##### Excerpted records #####
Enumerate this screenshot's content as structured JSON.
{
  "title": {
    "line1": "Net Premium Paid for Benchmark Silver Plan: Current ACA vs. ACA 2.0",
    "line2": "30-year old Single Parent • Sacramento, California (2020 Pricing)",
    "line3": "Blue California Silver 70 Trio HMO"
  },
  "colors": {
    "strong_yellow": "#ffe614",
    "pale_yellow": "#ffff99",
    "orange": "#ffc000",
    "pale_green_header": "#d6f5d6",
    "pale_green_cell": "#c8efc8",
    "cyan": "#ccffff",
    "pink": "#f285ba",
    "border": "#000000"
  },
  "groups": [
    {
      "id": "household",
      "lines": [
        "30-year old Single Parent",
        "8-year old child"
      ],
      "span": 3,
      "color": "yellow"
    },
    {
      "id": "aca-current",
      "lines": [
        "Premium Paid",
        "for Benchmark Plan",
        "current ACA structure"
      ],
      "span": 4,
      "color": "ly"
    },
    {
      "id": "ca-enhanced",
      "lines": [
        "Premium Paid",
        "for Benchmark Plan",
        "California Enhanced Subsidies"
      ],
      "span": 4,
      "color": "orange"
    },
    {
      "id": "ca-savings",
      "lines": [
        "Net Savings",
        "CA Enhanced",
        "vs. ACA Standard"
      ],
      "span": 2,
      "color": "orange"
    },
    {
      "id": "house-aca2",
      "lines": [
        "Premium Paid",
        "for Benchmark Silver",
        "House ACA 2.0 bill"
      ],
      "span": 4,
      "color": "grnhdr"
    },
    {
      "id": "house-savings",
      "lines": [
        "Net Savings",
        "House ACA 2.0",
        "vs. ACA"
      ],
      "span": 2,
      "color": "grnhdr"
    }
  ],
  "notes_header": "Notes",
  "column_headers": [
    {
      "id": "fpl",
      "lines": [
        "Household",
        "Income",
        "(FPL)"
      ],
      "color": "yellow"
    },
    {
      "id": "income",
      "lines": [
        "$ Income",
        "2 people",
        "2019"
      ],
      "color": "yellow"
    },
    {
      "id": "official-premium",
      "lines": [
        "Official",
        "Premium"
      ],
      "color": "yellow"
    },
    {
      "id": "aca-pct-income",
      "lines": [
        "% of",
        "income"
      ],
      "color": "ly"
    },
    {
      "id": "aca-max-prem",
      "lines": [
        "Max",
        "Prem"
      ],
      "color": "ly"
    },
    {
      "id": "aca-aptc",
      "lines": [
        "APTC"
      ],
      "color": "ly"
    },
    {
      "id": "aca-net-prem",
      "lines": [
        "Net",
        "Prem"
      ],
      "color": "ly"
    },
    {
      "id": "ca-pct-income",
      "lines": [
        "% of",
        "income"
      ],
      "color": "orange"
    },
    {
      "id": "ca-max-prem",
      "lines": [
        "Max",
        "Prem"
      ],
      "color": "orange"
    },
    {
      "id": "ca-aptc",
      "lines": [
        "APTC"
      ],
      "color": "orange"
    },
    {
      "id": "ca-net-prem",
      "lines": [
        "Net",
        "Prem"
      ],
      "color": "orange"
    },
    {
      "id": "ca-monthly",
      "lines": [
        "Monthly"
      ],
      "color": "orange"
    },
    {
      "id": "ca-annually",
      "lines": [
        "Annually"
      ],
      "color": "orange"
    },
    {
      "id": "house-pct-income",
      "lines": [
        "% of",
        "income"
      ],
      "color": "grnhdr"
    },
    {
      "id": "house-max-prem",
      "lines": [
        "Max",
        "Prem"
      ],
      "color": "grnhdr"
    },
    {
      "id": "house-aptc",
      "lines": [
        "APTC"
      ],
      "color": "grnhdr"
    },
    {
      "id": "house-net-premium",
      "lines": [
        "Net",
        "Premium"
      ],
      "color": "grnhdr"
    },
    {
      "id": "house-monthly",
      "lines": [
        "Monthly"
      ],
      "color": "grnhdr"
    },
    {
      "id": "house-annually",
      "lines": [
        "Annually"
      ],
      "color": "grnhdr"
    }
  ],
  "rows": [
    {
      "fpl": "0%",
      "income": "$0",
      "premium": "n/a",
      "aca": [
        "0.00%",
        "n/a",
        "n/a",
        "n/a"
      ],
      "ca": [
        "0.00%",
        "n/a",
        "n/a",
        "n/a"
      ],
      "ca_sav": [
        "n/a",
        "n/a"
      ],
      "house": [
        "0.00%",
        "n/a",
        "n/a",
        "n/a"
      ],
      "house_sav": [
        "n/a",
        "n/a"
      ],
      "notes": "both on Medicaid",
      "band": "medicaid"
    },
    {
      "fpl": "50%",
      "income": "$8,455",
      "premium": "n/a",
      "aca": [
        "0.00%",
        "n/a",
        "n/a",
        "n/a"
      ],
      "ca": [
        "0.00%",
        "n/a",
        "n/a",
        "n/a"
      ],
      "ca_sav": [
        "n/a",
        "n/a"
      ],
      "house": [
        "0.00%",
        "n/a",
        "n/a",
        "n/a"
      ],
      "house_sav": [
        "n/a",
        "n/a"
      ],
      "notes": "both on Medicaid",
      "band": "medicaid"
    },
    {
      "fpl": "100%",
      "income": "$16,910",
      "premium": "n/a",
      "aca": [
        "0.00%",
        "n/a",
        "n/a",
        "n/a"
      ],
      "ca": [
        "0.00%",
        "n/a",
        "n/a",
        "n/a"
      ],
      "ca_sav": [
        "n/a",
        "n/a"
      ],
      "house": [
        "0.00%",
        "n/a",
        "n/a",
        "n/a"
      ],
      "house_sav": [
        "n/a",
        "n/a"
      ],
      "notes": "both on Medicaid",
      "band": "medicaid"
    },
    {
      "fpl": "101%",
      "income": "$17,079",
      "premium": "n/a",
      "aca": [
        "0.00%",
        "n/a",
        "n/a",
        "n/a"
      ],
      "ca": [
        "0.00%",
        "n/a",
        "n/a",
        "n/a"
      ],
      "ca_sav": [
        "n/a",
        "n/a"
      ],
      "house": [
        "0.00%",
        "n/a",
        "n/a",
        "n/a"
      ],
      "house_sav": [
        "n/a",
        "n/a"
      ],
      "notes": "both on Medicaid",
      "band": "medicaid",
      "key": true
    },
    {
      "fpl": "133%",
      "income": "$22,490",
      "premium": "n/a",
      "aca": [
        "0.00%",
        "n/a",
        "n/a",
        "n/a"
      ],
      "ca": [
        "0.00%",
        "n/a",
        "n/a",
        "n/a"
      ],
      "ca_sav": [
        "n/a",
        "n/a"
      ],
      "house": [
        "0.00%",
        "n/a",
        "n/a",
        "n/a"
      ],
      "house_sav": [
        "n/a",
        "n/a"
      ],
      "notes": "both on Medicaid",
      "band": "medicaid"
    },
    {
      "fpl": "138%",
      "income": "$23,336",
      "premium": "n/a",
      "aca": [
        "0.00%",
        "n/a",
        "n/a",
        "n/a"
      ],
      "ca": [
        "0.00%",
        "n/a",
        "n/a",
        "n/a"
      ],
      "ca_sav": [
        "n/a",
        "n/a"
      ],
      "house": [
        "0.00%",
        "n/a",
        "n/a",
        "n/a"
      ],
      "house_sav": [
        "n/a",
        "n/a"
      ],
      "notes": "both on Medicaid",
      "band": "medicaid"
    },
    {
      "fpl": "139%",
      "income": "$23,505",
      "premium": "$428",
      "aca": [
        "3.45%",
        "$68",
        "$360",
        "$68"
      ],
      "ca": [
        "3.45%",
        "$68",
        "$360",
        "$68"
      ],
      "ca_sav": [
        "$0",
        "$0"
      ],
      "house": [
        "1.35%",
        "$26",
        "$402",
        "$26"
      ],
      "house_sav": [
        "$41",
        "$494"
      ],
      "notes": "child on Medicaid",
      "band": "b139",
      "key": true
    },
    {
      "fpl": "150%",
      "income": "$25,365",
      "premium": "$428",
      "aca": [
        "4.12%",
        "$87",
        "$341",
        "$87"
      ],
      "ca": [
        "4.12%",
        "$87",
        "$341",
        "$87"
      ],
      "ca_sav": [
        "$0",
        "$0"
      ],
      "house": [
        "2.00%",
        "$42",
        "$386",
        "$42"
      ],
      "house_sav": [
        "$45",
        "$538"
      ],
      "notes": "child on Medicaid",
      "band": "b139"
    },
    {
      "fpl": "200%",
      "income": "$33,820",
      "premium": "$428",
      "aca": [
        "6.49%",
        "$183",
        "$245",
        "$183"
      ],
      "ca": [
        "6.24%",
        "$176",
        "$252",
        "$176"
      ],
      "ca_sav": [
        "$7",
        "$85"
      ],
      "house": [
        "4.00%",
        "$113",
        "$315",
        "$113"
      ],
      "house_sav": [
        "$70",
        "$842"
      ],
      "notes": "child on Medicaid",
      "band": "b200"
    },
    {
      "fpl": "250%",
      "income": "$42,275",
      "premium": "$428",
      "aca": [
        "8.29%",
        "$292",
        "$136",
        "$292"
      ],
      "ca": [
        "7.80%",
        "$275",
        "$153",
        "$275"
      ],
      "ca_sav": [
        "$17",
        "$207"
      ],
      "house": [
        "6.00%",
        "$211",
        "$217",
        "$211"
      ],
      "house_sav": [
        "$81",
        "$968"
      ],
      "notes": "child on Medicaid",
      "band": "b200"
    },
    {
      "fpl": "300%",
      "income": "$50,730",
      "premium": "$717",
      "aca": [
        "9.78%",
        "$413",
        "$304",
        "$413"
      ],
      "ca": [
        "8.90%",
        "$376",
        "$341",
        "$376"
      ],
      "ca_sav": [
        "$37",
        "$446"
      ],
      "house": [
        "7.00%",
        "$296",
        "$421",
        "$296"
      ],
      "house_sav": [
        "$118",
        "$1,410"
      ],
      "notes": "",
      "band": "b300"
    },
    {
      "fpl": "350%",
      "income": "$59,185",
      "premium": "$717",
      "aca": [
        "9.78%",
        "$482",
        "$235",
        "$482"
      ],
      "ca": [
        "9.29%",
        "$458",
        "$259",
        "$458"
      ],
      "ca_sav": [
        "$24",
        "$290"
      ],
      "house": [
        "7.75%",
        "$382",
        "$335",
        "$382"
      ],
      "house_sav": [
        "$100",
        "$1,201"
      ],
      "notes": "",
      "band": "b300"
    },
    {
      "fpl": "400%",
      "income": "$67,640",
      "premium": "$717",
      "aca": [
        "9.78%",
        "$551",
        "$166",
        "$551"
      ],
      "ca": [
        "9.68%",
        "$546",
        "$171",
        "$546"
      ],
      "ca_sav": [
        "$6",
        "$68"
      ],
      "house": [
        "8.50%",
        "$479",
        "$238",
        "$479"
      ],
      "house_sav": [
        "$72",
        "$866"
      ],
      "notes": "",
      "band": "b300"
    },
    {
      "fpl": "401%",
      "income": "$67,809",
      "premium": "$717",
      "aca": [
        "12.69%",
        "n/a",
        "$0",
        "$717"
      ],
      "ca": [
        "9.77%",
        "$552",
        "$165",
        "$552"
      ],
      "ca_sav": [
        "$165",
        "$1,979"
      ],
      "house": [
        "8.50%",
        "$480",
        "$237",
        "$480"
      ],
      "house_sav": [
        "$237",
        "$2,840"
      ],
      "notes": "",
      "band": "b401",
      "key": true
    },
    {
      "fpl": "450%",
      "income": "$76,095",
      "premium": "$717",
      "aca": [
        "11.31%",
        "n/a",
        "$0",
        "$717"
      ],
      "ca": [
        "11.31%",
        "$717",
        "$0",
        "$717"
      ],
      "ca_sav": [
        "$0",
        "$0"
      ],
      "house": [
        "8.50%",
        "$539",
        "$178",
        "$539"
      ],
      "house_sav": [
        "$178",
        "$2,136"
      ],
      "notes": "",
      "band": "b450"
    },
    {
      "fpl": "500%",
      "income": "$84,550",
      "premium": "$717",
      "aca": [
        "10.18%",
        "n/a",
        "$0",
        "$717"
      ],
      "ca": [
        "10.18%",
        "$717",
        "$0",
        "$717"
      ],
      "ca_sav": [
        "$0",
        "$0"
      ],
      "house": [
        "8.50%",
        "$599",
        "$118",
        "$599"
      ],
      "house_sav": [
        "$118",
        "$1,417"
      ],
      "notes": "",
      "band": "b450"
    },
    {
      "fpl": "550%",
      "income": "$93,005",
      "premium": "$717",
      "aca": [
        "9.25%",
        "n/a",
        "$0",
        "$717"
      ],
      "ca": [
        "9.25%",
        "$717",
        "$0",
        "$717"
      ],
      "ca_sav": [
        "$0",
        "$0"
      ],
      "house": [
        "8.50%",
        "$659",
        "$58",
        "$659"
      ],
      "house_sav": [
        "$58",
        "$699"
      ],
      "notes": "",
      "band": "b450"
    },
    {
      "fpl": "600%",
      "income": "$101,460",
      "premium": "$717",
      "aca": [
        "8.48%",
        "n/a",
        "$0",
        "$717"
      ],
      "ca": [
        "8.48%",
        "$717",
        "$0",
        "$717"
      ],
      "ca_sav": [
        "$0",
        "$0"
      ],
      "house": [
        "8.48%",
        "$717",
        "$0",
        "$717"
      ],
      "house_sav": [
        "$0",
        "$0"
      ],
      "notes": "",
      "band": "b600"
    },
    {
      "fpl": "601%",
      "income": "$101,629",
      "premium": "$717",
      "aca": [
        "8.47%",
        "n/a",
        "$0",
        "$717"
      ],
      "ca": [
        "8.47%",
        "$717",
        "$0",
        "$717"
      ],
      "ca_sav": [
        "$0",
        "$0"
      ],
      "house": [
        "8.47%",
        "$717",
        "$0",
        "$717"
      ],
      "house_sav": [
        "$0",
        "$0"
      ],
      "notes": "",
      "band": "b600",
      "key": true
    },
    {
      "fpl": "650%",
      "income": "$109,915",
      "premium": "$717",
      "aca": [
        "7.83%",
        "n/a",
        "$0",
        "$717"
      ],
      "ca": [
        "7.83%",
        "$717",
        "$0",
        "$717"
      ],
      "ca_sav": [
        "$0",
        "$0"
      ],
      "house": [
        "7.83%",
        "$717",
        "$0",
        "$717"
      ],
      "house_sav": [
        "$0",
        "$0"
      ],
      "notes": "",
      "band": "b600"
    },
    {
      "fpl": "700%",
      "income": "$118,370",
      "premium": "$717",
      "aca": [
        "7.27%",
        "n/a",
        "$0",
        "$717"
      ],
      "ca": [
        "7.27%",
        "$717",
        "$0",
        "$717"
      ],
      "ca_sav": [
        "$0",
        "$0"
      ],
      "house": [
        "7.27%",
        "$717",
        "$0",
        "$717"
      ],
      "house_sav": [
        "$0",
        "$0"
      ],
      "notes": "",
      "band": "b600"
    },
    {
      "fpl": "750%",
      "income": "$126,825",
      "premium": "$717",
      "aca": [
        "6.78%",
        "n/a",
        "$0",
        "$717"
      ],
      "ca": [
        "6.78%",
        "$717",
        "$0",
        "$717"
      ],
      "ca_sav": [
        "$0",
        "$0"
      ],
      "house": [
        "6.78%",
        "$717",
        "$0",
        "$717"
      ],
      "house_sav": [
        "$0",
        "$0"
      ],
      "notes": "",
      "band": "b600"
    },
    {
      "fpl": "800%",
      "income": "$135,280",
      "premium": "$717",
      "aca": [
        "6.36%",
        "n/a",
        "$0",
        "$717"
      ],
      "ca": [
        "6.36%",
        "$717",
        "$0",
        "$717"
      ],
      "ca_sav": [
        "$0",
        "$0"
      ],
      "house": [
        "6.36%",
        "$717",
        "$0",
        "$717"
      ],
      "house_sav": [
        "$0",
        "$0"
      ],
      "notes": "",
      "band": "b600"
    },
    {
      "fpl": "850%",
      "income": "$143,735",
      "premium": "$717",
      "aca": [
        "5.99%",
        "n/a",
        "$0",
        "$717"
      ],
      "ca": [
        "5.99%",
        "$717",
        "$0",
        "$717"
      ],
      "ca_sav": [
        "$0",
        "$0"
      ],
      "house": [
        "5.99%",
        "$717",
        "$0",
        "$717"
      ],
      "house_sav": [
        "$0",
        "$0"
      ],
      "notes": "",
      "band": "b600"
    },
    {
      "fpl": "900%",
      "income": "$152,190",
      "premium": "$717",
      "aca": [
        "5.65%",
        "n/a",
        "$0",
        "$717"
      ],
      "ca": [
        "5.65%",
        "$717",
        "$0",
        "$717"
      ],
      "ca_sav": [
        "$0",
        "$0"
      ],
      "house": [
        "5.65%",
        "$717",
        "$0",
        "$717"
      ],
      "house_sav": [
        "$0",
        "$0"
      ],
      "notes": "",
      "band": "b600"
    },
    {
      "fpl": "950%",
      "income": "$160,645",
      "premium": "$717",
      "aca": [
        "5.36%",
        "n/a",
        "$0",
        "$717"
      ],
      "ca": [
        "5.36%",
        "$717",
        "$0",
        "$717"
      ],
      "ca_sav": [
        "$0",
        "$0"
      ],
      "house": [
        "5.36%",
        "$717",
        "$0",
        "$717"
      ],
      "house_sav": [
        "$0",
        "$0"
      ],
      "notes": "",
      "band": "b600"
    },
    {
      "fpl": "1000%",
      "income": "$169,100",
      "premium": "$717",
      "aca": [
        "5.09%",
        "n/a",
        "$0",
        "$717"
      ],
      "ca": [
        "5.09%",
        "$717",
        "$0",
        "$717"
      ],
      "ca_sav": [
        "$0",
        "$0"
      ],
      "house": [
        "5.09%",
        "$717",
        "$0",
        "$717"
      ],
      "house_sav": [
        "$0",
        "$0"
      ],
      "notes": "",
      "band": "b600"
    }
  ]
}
#####
**Exercise details:** Only the number is wanted: count the lines of the records that hold the word "Single".

**Response:** 2